English was admired for his character as a person. At the time of English's retirement, author and journalist Mitch Albom described how English was liked and admired by coaches, players and people from all walks of life for his personable, considerate and generous nature toward all the people he met, whatever their role in life; and for his kindness and the time he gave to suffering children. Lions' general manager Russ Thomas said of English "He's just one of the very class people who have a positive influence with any people he comes in contact with . . . I don't know if I could find words to explain what he meant to our program both on and off the field". With the new perspective he gained after his one-year retirement, when giving autographs to young people he would make the effort to ask them about their lives and speak to them about the importance of taking responsibility in life. He received a letter from the mother of one young man with whom he had this kind of interaction, telling English that the conversation had turned her son's life around; astounding English with the kind of positive impact he could have.

==Personal life==
During his professional football career, English worked for National Bank Services, a company operated by former Heisman Trophy winner and retired Detroit Lion Steve Owens. By the time English retired himself, he owned a marketing firm, United Tenant Services, that was headquartered in Austin and operated in 16 cities. English became co-owner with Louie Kelcher, a former college rival with the SMU Mustangs, in the warehousing firm Pro Line Warehouse and Distribution. Later, English designed and created a piece of exercise equipment based on his experience unrolling bales of hay, and sold it through his company, PowerDrive Training Products. He also had a cattle ranch.

English was a sponsor of the Austin Golf Classic soon after his retirement, raising funds for the Muscular Dystrophy Association; and later this event came to raise funds for the Lone Star Paralysis Foundation. Among his friends in Texas was singer Willie Nelson.

■ Supplied data
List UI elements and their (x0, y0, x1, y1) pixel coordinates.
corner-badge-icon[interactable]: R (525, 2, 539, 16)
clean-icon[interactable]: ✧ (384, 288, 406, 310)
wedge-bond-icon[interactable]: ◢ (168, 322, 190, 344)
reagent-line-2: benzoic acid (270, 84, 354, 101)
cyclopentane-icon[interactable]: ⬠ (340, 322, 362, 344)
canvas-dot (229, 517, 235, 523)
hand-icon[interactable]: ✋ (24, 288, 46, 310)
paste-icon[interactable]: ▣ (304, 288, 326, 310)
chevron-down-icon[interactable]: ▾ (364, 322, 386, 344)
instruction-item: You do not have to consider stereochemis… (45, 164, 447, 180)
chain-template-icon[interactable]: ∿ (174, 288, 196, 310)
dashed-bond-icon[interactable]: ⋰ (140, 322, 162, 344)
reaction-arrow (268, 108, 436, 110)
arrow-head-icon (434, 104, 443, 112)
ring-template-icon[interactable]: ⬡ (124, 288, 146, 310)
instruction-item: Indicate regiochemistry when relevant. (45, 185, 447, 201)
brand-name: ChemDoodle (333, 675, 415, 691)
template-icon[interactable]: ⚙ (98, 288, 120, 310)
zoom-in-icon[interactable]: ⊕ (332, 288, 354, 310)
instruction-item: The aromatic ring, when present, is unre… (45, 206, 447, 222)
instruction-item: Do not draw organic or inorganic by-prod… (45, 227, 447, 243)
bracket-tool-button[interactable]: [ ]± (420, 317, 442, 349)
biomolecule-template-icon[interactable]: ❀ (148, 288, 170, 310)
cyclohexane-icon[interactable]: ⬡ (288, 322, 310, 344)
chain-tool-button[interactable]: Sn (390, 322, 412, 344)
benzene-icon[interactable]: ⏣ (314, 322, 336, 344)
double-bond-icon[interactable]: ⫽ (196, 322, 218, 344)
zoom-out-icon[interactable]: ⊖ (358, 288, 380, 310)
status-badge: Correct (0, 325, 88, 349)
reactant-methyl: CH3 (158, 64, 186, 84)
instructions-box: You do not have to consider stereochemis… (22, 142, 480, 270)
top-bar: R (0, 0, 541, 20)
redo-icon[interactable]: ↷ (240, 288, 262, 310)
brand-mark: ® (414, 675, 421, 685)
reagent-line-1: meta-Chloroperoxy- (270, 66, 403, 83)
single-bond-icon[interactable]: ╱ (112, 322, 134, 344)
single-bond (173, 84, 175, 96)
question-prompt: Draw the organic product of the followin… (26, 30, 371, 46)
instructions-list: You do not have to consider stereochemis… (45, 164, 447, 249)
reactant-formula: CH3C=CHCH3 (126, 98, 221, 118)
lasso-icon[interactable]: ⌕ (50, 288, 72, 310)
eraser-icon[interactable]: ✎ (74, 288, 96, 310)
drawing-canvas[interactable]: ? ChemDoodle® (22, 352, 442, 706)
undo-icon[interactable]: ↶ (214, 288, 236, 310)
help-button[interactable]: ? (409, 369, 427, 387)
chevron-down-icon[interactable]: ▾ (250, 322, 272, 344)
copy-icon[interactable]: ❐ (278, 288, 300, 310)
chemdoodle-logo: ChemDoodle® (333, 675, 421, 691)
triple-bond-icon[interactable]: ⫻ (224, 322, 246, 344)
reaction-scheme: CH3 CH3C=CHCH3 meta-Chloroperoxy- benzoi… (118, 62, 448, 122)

■ Exercise prompt
Pick up the text about the Detroit Lions player English after its final sentence and write on. The data is not needed for this work.

■ Result of the task
Based upon his own injury experience with his cervical spine, and more serious spinal injuries to other people he knew, English founded and funded the Lone Star Paralysis Foundation (LSPF), of which he was also president of its board of directors. This foundation does research on curing and treating spinal cord injuries. In 2011, he was honored by the University Medical Center Brackenridge (UMCB) for LSPF's contributions that provided state-of-the-art medical equipment to UMCB's Brain & Spine Recovery Center, in its program to work on recovery for those with spinal injuries. In addition, LSPF raises money to purchase wheelchairs for those in need and to fund wheelchair sports leagues. Since its inception, the LSPF has raised over five million dollars. He was among the 2020–2024 honorees of the University of Texas at Austin, College of Natural Sciences, to receive the Distinguished Service Award.

English and his wife Claire have two children. When English's son Blake was in ninth grade, he told English that he wanted to stop playing defensive line in football and would rather join the school band. English said "I was a very relieved dad . . . I told him, 'Son, that means I’ll never have to take you to the hospital'".